Exercise goal: Below are some records. How many of their lines contain the string "Plot"? Give the number only.

Information supplied:
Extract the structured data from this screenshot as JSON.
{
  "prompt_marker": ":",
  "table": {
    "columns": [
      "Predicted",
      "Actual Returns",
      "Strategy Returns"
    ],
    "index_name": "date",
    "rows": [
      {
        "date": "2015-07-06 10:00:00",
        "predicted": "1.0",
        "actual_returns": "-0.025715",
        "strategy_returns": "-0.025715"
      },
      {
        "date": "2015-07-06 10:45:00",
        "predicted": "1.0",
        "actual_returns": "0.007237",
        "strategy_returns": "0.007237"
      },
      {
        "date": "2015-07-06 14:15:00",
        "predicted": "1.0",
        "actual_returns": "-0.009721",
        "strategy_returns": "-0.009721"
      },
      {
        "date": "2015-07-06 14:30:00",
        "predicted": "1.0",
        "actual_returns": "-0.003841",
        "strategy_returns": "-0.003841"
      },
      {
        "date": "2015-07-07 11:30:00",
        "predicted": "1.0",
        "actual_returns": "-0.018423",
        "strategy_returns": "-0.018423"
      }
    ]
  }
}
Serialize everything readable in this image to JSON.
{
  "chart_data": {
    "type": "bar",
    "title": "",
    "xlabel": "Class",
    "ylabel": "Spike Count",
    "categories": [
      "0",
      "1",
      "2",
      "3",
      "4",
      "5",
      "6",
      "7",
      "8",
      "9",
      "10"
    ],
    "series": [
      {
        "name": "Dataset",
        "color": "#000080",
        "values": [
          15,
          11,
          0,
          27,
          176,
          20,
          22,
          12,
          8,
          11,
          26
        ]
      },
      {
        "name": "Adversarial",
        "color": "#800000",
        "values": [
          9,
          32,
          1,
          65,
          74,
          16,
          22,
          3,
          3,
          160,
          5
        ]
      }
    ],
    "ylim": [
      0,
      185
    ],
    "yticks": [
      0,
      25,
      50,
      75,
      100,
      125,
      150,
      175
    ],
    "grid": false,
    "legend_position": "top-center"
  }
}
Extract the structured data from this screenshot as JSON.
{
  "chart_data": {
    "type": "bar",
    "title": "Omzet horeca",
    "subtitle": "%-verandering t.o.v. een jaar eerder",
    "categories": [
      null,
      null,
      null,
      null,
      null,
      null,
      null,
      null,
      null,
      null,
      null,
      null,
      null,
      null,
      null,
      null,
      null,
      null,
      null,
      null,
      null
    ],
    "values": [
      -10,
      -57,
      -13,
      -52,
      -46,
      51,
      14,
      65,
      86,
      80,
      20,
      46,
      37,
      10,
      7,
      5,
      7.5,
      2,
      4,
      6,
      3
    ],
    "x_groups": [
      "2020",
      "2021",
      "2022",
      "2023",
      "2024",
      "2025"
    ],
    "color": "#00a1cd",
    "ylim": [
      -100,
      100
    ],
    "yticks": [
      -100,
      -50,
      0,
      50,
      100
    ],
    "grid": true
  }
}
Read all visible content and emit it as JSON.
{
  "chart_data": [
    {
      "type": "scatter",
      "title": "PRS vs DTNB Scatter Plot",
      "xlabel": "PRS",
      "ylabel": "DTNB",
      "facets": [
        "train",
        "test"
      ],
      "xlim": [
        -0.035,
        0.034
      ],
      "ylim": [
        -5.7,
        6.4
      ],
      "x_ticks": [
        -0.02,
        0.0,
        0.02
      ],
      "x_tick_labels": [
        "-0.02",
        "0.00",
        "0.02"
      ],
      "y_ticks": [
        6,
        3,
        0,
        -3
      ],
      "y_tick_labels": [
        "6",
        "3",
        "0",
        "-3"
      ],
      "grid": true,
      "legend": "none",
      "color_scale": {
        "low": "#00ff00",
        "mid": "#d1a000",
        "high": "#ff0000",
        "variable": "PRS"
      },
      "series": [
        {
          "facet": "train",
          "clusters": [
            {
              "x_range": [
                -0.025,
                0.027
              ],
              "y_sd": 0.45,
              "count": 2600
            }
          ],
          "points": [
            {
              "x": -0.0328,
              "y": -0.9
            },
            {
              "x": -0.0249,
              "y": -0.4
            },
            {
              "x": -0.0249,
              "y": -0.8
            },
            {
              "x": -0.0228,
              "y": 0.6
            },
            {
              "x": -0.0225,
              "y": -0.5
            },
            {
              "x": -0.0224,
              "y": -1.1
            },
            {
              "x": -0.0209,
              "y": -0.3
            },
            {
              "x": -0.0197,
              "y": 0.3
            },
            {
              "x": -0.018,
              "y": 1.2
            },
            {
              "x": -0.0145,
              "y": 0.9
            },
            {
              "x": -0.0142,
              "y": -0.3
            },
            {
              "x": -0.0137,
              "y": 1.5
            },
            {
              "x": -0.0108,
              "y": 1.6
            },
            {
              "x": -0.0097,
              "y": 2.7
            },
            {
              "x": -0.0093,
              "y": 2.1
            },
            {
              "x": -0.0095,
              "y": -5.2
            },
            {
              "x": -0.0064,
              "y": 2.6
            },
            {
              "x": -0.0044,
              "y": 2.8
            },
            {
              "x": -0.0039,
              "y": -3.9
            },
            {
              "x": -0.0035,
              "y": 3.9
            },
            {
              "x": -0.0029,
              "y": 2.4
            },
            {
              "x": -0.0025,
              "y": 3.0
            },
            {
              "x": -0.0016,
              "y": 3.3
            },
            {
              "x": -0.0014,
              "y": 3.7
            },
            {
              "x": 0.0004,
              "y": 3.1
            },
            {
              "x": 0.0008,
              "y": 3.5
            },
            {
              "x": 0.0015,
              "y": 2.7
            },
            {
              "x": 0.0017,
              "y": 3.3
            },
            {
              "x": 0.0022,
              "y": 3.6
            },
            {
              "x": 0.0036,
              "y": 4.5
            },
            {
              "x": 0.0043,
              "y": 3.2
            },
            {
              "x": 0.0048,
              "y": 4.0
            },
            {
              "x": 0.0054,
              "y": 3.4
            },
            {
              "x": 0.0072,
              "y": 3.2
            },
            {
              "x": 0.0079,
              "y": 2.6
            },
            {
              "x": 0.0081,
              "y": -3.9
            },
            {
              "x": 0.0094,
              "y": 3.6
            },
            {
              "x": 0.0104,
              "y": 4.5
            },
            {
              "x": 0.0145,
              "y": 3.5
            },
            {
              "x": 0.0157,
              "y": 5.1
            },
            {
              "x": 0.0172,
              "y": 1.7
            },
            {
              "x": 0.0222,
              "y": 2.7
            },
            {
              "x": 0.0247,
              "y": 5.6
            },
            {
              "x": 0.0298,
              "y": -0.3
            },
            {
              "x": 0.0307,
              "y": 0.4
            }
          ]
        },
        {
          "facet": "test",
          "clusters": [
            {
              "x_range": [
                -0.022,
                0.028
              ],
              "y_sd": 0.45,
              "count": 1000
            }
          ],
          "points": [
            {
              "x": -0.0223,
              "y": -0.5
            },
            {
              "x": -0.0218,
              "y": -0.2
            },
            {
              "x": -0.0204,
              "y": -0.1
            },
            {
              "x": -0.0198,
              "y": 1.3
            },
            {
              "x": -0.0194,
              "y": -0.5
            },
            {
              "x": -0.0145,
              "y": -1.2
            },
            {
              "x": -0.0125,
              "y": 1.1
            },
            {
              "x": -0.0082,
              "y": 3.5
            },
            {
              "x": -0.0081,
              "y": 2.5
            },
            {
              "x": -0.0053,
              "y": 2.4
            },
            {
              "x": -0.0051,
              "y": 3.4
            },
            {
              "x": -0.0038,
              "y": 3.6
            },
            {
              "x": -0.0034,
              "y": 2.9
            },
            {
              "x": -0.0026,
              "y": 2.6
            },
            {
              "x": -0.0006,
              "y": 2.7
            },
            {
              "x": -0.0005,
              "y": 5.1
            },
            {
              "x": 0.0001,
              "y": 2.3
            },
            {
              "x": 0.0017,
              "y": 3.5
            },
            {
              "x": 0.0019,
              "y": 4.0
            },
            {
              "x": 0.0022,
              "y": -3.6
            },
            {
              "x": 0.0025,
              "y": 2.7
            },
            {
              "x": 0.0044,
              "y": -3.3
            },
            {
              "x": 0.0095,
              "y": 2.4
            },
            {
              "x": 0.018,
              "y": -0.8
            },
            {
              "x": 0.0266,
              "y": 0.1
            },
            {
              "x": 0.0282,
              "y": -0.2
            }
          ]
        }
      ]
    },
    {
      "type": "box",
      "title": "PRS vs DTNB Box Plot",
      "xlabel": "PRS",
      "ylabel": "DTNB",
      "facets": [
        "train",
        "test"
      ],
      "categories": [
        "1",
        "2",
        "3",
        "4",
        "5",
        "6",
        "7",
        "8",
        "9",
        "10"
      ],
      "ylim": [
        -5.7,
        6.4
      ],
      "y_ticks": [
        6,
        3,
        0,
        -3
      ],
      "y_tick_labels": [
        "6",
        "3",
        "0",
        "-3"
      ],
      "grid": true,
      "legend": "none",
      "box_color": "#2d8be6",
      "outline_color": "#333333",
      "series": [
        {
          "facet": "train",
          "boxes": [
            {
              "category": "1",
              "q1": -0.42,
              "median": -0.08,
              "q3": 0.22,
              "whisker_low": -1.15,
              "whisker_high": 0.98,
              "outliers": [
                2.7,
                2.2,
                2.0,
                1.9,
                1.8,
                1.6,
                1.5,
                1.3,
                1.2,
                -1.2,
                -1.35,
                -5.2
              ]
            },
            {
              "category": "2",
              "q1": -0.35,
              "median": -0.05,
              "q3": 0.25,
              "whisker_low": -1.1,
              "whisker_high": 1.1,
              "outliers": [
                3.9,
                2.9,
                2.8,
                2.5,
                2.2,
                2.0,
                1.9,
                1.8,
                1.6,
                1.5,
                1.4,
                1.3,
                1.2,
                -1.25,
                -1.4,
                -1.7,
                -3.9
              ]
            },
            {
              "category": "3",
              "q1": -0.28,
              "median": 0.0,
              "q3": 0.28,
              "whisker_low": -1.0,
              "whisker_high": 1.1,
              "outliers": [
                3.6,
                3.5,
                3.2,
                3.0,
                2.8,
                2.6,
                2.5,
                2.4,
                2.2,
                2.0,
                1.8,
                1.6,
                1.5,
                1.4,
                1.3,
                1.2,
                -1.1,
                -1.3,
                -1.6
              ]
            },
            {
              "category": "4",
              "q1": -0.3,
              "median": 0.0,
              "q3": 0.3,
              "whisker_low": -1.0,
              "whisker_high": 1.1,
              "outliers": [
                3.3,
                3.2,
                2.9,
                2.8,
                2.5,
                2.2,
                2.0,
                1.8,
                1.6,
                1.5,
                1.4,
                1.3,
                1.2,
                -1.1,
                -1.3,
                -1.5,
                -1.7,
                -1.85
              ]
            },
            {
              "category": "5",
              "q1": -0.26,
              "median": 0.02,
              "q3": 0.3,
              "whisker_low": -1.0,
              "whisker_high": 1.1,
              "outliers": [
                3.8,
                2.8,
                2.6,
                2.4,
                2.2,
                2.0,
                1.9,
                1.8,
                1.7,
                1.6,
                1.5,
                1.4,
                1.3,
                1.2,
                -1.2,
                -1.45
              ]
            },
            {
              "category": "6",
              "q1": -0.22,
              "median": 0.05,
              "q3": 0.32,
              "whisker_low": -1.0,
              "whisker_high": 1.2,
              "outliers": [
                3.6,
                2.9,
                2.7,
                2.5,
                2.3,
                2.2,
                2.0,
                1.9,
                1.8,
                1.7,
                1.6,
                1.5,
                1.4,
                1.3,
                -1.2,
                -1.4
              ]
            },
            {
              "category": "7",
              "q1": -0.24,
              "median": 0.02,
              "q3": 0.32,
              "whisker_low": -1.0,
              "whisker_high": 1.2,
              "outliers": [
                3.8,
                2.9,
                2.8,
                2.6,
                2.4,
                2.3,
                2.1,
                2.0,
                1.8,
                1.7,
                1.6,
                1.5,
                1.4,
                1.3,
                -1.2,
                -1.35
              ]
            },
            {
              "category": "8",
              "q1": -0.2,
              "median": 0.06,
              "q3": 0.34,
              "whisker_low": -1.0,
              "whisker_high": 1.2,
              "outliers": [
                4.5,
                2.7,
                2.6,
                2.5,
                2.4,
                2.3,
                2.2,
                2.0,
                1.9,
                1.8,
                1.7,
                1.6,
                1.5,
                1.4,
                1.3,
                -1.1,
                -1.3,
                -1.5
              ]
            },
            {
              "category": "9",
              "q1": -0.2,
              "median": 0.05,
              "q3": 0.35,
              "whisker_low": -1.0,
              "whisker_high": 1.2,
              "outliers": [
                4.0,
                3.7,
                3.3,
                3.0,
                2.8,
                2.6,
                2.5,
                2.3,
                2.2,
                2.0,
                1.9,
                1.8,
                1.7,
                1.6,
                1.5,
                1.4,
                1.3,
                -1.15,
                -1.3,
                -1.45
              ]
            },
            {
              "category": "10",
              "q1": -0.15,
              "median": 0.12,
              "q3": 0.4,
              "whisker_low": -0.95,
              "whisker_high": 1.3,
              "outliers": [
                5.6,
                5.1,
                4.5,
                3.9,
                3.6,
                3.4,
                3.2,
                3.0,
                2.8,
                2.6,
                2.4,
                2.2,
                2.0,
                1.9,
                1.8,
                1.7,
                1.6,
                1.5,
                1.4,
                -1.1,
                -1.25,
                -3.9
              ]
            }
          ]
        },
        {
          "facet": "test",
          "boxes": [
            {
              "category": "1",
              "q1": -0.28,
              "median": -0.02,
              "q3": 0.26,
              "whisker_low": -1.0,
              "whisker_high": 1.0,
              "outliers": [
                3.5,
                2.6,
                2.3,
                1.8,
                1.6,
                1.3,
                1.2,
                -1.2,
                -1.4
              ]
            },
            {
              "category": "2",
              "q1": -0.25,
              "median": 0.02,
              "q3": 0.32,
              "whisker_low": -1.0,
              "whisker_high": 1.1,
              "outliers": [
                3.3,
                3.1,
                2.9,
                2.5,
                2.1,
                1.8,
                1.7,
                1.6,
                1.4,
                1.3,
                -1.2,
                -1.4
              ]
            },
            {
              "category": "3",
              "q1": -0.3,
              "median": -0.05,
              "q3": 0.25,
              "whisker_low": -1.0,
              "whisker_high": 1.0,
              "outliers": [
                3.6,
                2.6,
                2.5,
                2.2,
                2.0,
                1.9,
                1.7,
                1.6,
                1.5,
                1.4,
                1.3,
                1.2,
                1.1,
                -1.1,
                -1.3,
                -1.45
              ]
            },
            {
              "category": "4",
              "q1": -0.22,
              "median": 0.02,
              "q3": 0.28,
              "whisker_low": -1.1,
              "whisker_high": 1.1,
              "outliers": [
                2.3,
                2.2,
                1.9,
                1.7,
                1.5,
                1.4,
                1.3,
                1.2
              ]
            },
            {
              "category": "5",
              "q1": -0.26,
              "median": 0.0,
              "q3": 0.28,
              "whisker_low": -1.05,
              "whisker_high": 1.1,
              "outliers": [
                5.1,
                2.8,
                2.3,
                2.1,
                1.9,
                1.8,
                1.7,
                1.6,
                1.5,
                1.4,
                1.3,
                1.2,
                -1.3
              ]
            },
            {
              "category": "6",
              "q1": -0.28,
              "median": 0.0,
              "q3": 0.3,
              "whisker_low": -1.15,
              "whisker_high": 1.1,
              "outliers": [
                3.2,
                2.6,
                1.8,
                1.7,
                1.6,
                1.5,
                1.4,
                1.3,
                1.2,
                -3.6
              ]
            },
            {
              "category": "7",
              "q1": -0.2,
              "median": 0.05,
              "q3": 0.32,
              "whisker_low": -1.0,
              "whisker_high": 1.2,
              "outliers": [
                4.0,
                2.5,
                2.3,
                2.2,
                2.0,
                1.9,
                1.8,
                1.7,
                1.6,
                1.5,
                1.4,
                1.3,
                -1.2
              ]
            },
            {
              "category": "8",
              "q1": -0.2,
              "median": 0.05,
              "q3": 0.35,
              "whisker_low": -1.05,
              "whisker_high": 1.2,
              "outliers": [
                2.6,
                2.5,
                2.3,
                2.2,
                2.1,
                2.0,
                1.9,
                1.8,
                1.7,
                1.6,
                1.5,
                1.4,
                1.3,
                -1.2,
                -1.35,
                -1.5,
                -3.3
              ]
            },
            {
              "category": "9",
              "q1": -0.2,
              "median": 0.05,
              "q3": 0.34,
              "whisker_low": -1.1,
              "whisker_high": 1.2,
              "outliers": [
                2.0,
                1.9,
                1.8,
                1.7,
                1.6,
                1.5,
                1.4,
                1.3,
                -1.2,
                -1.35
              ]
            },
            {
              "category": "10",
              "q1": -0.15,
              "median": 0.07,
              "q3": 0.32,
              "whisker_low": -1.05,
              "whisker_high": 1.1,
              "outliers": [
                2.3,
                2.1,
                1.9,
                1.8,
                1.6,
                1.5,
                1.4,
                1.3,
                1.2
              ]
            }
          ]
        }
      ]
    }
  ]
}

Output below: 2